Dataset excerpt
-------------------------

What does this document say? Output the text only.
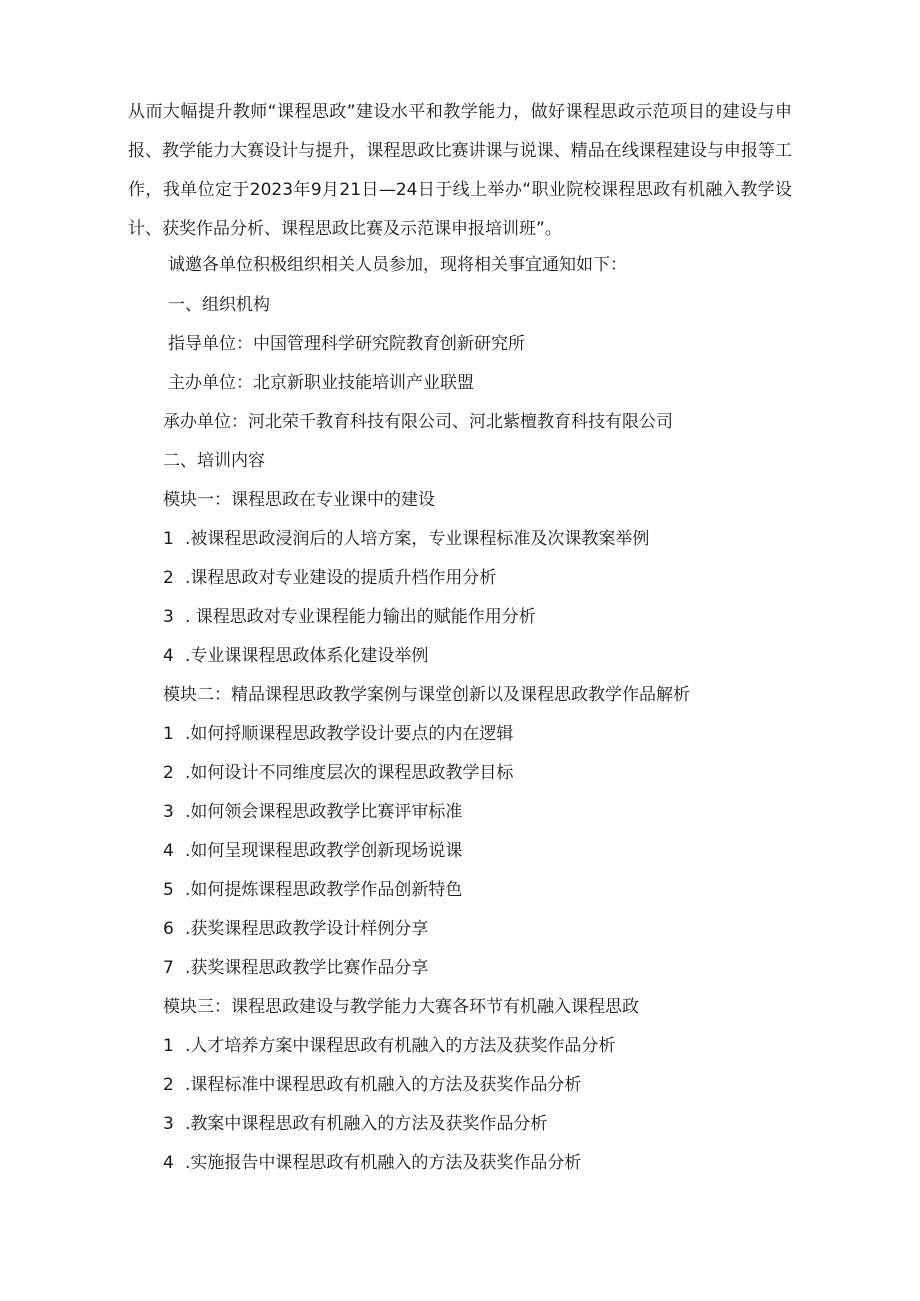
从而大幅提升教师“课程思政”建设水平和教学能力，做好课程思政示范项目的建设与申报、教学能力大赛设计与提升，课程思政比赛讲课与说课、精品在线课程建设与申报等工作，我单位定于2023年9月21日—24日于线上举办“职业院校课程思政有机融入教学设计、获奖作品分析、课程思政比赛及示范课申报培训班”。

诚邀各单位积极组织相关人员参加，现将相关事宜通知如下：

一、组织机构

指导单位：中国管理科学研究院教育创新研究所

主办单位：北京新职业技能培训产业联盟

承办单位：河北荣千教育科技有限公司、河北紫檀教育科技有限公司

二、培训内容

模块一：课程思政在专业课中的建设

1 .被课程思政浸润后的人培方案，专业课程标准及次课教案举例

2 .课程思政对专业建设的提质升档作用分析

3 . 课程思政对专业课程能力输出的赋能作用分析

4 .专业课课程思政体系化建设举例

模块二：精品课程思政教学案例与课堂创新以及课程思政教学作品解析

1 .如何捋顺课程思政教学设计要点的内在逻辑

2 .如何设计不同维度层次的课程思政教学目标

3 .如何领会课程思政教学比赛评审标准

4 .如何呈现课程思政教学创新现场说课

5 .如何提炼课程思政教学作品创新特色

6 .获奖课程思政教学设计样例分享

7 .获奖课程思政教学比赛作品分享

模块三：课程思政建设与教学能力大赛各环节有机融入课程思政

1 .人才培养方案中课程思政有机融入的方法及获奖作品分析

2 .课程标准中课程思政有机融入的方法及获奖作品分析

3 .教案中课程思政有机融入的方法及获奖作品分析

4 .实施报告中课程思政有机融入的方法及获奖作品分析
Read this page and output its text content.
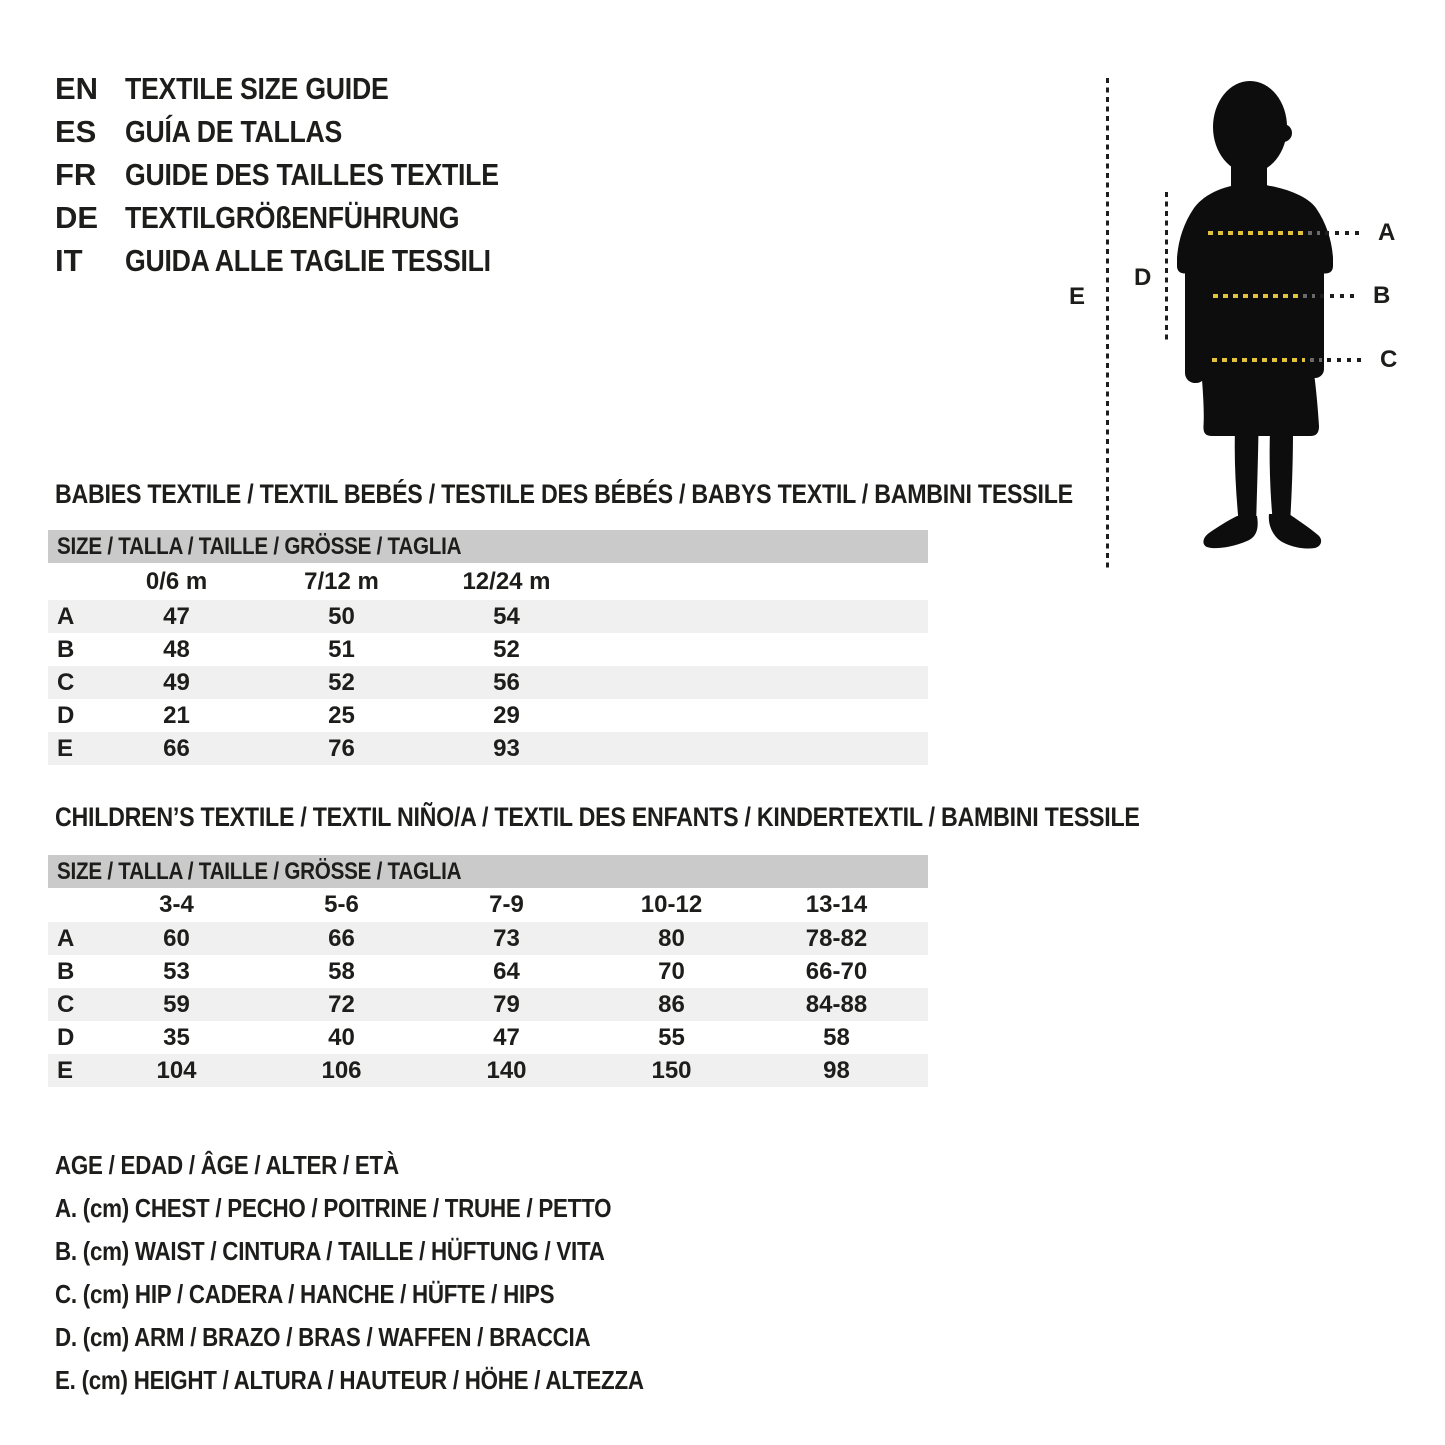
EN TEXTILE SIZE GUIDE
ES GUÍA DE TALLAS
FR GUIDE DES TAILLES TEXTILE
DE TEXTILGRÖßENFÜHRUNG
IT	GUIDA ALLE TAGLIE TESSILI
E
D
A
B
C
BABIES TEXTILE / TEXTIL BEBÉS / TESTILE DES BÉBÉS / BABYS TEXTIL / BAMBINI TESSILE
SIZE / TALLA / TAILLE / GRÖSSE / TAGLIA
0/6 m	7/12 m	12/24 m
A	47	50	54
B	48	51	52
C	49	52	56
D	21	25	29
E	66	76	93
CHILDREN’S TEXTILE / TEXTIL NIÑO/A / TEXTIL DES ENFANTS / KINDERTEXTIL / BAMBINI TESSILE
SIZE / TALLA / TAILLE / GRÖSSE / TAGLIA
3-4	5-6	7-9	10-12	13-14
A	60	66	73	80	78-82
B	53	58	64	70	66-70
C	59	72	79	86	84-88
D	35	40	47	55	58
E	104	106	140	150	98
AGE / EDAD / ÂGE / ALTER / ETÀ
A. (cm) CHEST / PECHO / POITRINE / TRUHE / PETTO
B. (cm) WAIST / CINTURA / TAILLE / HÜFTUNG / VITA
C. (cm) HIP / CADERA / HANCHE / HÜFTE / HIPS
D. (cm) ARM / BRAZO / BRAS / WAFFEN / BRACCIA
E. (cm) HEIGHT / ALTURA / HAUTEUR / HÖHE / ALTEZZA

-------------------------

● Exercise details:
Show each line in the entries that holds the string "this".

● Output:
What does this document say? Output the text only.
Read this page and output its text content.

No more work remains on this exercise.